EXCERPTED PASSAGE.
BEGIN

Hoops Release New Video For “Fall Back”

Hoops have shared a video for the Halo's lead single “Fall Back,” the first song Hoops has ever written together. Hoops' Halo LP will be released on 10/2
Hoops 'Halo'

Hoops recently announced their reunion following a brief hiatus, and revealed the details for their forthcoming  full-length.. Today the band shares a music video for the record’s lead single “Fall Back,” the first song Hoops has ever written together. Hoops’ Halo LP will be released on October 2nd via Fat Possum.

Hoops released their critically-acclaimed debut album Routines in 2017, and, soon after, announced an indefinite hiatus. The trio – friends, singers, and multi-instrumentalists Drew Auscherman, Kevin Krauter and Keagan Beresford – had been making music together for almost half of their lives, but the band had begun to feel more like a burden than an outlet, so they decided to call it quits. “I think we had lost a lot of steam,” explains Krauter. “Hoops wasn’t moving forward organically. It was being dragged along.” Following a short but necessary break, during which the band had the opportunity to explore their own creative endeavors, Hoops have reunited and now announce their incredible sophomore album. Recorded at Bloomington’s Russian Studio, the studio that had been home to L’il Bub (RIP), and produced by the band’s friend Ben Lumsdaine.

END

[Stored data entries]
BEGIN

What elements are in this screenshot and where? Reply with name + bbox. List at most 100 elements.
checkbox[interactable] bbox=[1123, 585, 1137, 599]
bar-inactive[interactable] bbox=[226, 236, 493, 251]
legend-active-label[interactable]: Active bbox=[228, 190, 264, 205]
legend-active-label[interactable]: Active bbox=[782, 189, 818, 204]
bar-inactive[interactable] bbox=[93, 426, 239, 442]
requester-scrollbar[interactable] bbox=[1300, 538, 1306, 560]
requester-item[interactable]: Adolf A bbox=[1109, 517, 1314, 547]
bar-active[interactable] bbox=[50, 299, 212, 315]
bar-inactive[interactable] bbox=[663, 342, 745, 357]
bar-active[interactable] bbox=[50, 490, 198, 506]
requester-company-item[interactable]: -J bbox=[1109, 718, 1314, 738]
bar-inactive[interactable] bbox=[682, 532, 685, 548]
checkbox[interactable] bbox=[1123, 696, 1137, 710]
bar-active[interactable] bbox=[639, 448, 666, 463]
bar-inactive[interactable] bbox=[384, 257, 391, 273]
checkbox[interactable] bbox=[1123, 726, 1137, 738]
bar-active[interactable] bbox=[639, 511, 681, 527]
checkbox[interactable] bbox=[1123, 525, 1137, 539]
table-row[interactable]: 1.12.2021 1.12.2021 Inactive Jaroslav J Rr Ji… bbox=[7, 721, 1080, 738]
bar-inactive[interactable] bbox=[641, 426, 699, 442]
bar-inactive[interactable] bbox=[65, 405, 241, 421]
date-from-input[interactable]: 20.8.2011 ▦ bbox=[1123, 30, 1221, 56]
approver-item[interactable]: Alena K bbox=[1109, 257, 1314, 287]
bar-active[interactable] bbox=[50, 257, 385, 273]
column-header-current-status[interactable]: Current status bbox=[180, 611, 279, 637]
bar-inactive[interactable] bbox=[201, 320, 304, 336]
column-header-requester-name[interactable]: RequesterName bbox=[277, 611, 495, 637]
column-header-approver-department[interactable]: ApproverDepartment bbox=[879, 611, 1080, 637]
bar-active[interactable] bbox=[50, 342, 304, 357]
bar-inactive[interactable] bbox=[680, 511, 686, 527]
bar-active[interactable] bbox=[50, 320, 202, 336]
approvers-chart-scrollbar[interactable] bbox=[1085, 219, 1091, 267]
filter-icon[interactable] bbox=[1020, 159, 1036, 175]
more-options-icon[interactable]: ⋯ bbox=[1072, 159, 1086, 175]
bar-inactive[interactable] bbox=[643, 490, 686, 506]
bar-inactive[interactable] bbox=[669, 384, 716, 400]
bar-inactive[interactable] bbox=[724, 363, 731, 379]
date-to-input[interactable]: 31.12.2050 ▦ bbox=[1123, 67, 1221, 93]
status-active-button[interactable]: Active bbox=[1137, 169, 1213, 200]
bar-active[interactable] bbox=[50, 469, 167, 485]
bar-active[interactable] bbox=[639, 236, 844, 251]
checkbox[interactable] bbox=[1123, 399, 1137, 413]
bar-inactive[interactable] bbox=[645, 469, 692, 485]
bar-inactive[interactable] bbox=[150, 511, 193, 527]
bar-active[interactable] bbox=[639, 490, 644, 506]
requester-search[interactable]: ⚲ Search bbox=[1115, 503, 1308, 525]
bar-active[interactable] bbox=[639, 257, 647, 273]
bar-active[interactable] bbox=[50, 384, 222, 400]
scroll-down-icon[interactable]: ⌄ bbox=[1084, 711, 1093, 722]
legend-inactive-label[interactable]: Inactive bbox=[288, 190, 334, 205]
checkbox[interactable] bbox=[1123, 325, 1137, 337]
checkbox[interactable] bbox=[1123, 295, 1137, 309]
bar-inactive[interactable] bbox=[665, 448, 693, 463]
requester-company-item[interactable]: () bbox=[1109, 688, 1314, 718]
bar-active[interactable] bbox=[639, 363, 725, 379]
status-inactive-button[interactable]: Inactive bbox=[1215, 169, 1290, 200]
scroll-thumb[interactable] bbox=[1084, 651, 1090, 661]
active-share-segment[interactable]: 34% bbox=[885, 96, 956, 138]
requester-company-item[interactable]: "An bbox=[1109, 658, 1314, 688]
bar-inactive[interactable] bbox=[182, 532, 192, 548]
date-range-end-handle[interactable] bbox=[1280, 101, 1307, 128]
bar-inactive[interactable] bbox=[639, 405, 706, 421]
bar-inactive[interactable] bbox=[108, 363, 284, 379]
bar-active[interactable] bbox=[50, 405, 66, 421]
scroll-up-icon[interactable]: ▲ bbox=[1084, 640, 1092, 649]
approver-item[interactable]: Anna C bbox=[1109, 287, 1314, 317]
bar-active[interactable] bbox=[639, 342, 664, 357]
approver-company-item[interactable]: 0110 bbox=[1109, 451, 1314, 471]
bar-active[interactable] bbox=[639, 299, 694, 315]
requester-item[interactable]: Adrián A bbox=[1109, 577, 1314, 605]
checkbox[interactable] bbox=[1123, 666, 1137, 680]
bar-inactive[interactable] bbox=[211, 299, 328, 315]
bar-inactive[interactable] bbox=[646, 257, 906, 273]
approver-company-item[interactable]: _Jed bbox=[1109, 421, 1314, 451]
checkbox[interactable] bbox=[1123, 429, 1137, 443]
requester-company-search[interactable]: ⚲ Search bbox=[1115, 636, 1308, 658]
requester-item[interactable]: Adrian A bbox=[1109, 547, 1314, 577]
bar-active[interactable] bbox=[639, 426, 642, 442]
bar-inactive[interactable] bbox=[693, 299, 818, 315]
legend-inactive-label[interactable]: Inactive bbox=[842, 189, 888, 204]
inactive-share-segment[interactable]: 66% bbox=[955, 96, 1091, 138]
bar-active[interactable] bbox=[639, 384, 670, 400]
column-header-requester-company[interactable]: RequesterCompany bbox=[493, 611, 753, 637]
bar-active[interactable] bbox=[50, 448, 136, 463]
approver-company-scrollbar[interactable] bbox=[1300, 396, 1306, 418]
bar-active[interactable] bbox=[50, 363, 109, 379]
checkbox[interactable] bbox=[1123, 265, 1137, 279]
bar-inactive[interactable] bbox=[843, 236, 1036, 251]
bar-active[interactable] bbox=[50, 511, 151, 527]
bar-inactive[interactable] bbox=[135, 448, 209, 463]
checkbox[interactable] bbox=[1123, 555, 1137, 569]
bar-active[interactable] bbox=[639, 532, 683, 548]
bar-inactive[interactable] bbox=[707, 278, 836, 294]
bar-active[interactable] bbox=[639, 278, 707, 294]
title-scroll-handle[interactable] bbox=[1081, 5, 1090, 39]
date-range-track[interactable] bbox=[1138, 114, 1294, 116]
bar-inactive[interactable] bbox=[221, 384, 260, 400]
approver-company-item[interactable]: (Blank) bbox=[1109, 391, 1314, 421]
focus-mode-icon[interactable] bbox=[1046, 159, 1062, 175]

END

LIST OF TASKS.
A. Rewrite the paragraph of the Hoops article that begins "Hoops released their critically-acclaimed debut album" as a short bulleted list that keeps its main facts.
B. Write out the passage of the Hoops article starting at "Hoops Release New" and ending at "via Fat Possum.".
These records play no part in the work here.

RESULTS OF THE EXERCISE.
A.
- Hoops released their critically acclaimed debut album, Routines, in 2017 and soon after announced an indefinite hiatus.
- The trio is Drew Auscherman, Kevin Krauter and Keagan Beresford, who are friends, singers and multi-instrumentalists and had made music together for almost half their lives.
- The band had begun to feel like a burden rather than an outlet. Krauter says they had lost steam and the band was being dragged along rather than moving forward organically.
- After a short break to explore their own creative work, they reunited and announced their sophomore album.
- The album was recorded at Bloomington's Russian Studio, once home to L'il Bub, and produced by the band's friend Ben Lumsdaine.

B.
Hoops Release New Video For “Fall Back”

Hoops have shared a video for the Halo's lead single “Fall Back,” the first song Hoops has ever written together. Hoops' Halo LP will be released on 10/2
Hoops 'Halo'

Hoops recently announced their reunion following a brief hiatus, and revealed the details for their forthcoming  full-length.. Today the band shares a music video for the record’s lead single “Fall Back,” the first song Hoops has ever written together. Hoops’ Halo LP will be released on October 2nd via Fat Possum.